▶ **JOB**: In the listing below, locate the lines bearing the word "если". Copy every one of them.

▶ **WORKING DATA**:
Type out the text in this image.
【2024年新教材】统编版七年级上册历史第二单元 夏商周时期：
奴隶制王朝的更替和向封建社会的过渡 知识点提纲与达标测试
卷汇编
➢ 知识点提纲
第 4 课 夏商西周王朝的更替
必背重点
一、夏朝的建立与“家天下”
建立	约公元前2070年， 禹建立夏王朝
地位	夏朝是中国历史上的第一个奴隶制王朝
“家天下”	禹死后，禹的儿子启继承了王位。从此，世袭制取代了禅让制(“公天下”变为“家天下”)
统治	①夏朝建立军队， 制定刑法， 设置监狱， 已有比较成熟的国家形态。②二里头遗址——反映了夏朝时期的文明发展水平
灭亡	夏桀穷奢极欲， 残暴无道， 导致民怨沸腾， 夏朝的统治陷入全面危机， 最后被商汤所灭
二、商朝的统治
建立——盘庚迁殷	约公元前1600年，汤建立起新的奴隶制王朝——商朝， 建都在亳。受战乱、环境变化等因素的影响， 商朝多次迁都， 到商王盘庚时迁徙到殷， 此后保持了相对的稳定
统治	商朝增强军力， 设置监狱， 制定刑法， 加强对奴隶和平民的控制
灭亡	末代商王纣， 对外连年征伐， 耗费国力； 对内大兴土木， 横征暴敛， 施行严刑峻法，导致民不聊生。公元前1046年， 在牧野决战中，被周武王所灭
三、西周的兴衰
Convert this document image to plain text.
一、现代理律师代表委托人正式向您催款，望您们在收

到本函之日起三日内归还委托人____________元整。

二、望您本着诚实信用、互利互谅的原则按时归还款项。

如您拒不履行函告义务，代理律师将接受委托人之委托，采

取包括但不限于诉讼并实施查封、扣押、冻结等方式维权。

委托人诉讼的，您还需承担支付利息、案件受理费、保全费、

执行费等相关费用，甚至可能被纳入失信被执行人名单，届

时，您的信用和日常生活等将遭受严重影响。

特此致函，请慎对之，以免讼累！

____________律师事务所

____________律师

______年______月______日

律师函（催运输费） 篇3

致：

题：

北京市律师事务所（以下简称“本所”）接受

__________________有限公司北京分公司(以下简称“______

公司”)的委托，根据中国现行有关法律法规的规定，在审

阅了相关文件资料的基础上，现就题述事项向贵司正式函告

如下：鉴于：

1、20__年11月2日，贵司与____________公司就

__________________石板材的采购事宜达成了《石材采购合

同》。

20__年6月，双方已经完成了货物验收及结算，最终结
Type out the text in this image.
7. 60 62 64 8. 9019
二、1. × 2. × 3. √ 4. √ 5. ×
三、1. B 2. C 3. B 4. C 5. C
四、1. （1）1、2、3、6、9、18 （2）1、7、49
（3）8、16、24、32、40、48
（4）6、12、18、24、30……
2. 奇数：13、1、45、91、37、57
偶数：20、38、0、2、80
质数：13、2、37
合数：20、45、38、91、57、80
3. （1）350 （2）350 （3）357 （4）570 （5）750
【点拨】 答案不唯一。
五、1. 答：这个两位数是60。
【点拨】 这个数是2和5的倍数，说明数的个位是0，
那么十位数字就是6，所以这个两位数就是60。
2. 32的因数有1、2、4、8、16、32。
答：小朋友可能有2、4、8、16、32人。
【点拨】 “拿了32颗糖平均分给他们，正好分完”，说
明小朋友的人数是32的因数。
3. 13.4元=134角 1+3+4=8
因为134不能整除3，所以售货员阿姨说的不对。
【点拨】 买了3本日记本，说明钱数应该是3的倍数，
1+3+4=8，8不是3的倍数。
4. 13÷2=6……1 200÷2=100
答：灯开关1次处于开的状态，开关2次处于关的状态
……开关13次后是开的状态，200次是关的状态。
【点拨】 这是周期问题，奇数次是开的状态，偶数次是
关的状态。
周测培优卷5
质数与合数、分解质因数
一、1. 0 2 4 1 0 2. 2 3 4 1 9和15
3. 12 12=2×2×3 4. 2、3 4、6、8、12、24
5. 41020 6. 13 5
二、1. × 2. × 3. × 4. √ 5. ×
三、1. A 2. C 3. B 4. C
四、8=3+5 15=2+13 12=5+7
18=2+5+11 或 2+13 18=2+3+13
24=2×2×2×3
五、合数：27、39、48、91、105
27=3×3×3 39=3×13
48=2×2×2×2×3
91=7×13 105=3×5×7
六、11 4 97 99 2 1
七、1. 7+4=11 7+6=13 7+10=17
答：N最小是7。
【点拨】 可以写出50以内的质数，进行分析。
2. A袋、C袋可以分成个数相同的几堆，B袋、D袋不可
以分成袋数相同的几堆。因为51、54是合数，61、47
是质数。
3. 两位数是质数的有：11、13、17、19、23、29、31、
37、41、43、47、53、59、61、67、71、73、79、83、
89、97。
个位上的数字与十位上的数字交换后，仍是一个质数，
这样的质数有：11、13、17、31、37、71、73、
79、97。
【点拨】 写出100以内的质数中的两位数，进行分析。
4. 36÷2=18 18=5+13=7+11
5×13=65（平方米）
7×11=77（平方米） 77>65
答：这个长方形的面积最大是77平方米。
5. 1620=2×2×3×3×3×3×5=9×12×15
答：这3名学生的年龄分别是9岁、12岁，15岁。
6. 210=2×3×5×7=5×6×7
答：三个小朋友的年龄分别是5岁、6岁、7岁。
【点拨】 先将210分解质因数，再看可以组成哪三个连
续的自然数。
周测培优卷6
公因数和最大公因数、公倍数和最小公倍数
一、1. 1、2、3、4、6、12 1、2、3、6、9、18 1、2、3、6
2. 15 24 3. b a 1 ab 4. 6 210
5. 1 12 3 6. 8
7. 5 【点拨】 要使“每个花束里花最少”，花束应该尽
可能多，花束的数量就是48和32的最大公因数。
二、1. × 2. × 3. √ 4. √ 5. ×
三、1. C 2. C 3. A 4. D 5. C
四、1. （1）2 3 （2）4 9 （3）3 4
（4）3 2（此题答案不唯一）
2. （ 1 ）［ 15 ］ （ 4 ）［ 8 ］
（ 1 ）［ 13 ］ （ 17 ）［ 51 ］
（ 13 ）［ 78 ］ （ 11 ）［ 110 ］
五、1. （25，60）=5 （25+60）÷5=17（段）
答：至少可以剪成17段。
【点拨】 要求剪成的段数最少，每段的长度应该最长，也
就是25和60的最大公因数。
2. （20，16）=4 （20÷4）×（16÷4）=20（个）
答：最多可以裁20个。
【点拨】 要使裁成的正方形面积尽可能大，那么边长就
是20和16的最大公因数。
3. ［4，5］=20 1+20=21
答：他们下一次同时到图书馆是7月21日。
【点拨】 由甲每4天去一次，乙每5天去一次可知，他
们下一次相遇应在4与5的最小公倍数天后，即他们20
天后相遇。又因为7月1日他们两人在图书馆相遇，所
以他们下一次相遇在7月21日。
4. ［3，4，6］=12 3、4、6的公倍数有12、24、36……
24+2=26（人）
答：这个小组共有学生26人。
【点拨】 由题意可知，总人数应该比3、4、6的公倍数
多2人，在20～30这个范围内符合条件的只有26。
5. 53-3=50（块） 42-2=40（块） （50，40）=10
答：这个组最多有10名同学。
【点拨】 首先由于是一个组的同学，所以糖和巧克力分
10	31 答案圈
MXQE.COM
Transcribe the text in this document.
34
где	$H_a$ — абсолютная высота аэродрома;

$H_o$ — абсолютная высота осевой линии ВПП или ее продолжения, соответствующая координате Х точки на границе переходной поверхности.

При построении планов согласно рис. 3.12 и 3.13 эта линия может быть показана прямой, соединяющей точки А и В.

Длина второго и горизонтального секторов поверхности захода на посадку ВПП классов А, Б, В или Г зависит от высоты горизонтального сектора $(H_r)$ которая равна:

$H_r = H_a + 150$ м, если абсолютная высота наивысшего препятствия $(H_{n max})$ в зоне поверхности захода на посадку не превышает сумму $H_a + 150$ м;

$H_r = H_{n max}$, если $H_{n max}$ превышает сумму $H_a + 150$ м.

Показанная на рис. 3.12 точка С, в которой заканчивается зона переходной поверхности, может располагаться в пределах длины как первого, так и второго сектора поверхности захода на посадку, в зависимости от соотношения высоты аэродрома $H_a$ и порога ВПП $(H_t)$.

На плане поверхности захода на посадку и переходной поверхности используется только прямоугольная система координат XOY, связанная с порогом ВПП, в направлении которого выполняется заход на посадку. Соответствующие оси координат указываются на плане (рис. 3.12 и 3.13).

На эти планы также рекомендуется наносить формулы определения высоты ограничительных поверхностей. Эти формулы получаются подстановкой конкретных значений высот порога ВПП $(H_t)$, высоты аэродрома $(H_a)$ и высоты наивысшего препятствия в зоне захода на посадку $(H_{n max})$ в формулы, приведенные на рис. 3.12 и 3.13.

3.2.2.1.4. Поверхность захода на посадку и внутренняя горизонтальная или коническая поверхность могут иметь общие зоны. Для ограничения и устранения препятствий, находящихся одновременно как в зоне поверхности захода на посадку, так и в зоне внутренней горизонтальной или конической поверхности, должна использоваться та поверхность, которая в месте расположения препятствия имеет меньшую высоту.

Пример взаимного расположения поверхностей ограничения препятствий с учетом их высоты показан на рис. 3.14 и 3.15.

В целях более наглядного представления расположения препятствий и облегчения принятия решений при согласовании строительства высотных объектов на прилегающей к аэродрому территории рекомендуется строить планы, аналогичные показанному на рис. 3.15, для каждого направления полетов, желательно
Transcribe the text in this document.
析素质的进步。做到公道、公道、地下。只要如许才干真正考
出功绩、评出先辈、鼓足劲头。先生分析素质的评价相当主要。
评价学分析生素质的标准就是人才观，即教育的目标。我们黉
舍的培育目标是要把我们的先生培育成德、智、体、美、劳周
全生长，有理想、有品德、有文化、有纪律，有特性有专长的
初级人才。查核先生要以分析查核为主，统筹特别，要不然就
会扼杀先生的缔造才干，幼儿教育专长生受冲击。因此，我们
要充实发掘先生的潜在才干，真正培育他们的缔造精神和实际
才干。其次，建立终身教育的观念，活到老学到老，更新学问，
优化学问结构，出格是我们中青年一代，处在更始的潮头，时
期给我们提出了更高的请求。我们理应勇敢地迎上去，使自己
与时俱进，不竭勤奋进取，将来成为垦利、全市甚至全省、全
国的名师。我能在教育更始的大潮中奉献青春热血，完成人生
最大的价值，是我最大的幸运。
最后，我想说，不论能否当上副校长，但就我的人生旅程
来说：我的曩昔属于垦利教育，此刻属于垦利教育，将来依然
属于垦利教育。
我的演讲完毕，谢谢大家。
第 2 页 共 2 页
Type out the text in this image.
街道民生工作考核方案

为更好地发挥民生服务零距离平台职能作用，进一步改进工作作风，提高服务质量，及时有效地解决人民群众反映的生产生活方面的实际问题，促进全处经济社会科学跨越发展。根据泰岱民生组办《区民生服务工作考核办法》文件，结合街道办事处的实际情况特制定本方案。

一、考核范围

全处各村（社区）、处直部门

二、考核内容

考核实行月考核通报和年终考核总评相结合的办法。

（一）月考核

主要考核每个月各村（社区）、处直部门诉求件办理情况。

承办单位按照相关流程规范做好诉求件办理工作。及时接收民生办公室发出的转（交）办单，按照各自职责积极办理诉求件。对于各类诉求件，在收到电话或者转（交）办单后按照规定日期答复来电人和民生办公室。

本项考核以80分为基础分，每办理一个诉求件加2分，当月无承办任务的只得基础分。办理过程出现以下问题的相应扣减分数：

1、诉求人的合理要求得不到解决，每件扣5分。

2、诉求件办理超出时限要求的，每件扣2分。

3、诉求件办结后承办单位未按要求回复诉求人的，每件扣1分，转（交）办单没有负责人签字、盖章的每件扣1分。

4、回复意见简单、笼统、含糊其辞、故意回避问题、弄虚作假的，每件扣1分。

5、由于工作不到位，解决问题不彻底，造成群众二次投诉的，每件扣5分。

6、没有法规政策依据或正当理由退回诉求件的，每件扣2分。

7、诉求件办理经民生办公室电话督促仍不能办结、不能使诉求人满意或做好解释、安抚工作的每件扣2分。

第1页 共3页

▶ **REPLY TO THE EXERCISE**:
$H_r = H_a + 150$ м, если абсолютная высота наивысшего препятствия $(H_{n max})$ в зоне поверхности захода на посадку не превышает сумму $H_a + 150$ м;
$H_r = H_{n max}$, если $H_{n max}$ превышает сумму $H_a + 150$ м.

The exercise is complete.